— Your task —
Print every entry, word for word, and skip the images.

Collected data entries
────
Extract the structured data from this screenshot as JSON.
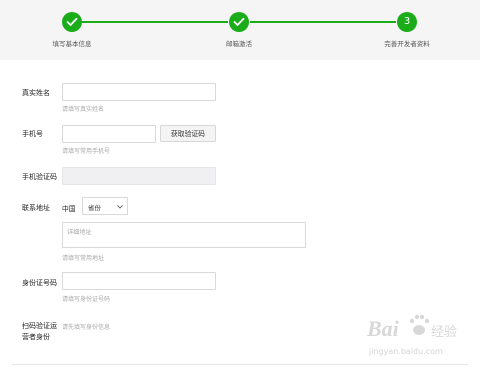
{
  "steps": [
    {
      "label": "填写基本信息",
      "status": "done"
    },
    {
      "label": "邮箱激活",
      "status": "done"
    },
    {
      "label": "完善开发者资料",
      "status": "current",
      "number": "3"
    }
  ],
  "form": {
    "real_name": {
      "label": "真实姓名",
      "hint": "请填写真实姓名",
      "value": ""
    },
    "phone": {
      "label": "手机号",
      "hint": "请填写常用手机号",
      "value": "",
      "button": "获取验证码"
    },
    "phone_code": {
      "label": "手机验证码",
      "value": ""
    },
    "address": {
      "label": "联系地址",
      "country": "中国",
      "province_select": "省份",
      "detail_placeholder": "详细地址",
      "hint": "请填写常用地址"
    },
    "id_number": {
      "label": "身份证号码",
      "hint": "请填写身份证号码",
      "value": ""
    },
    "scan_verify": {
      "label_line1": "扫码验证运",
      "label_line2": "营者身份",
      "hint": "请先填写身份信息"
    }
  },
  "watermark": {
    "text1": "Bai",
    "text2": "经验",
    "url": "jingyan.baidu.com"
  },
  "colors": {
    "accent": "#1aad19",
    "hint": "#a8a8a8",
    "step_bg": "#f5f5f6"
  }
}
────
— Written solution —
Extract the structured data from this screenshot as JSON.
{
  "steps": [
    {
      "label": "填写基本信息",
      "status": "done"
    },
    {
      "label": "邮箱激活",
      "status": "done"
    },
    {
      "label": "完善开发者资料",
      "status": "current",
      "number": "3"
    }
  ],
  "form": {
    "real_name": {
      "label": "真实姓名",
      "hint": "请填写真实姓名",
      "value": ""
    },
    "phone": {
      "label": "手机号",
      "hint": "请填写常用手机号",
      "value": "",
      "button": "获取验证码"
    },
    "phone_code": {
      "label": "手机验证码",
      "value": ""
    },
    "address": {
      "label": "联系地址",
      "country": "中国",
      "province_select": "省份",
      "detail_placeholder": "详细地址",
      "hint": "请填写常用地址"
    },
    "id_number": {
      "label": "身份证号码",
      "hint": "请填写身份证号码",
      "value": ""
    },
    "scan_verify": {
      "label_line1": "扫码验证运",
      "label_line2": "营者身份",
      "hint": "请先填写身份信息"
    }
  },
  "watermark": {
    "text1": "Bai",
    "text2": "经验",
    "url": "jingyan.baidu.com"
  },
  "colors": {
    "accent": "#1aad19",
    "hint": "#a8a8a8",
    "step_bg": "#f5f5f6"
  }
}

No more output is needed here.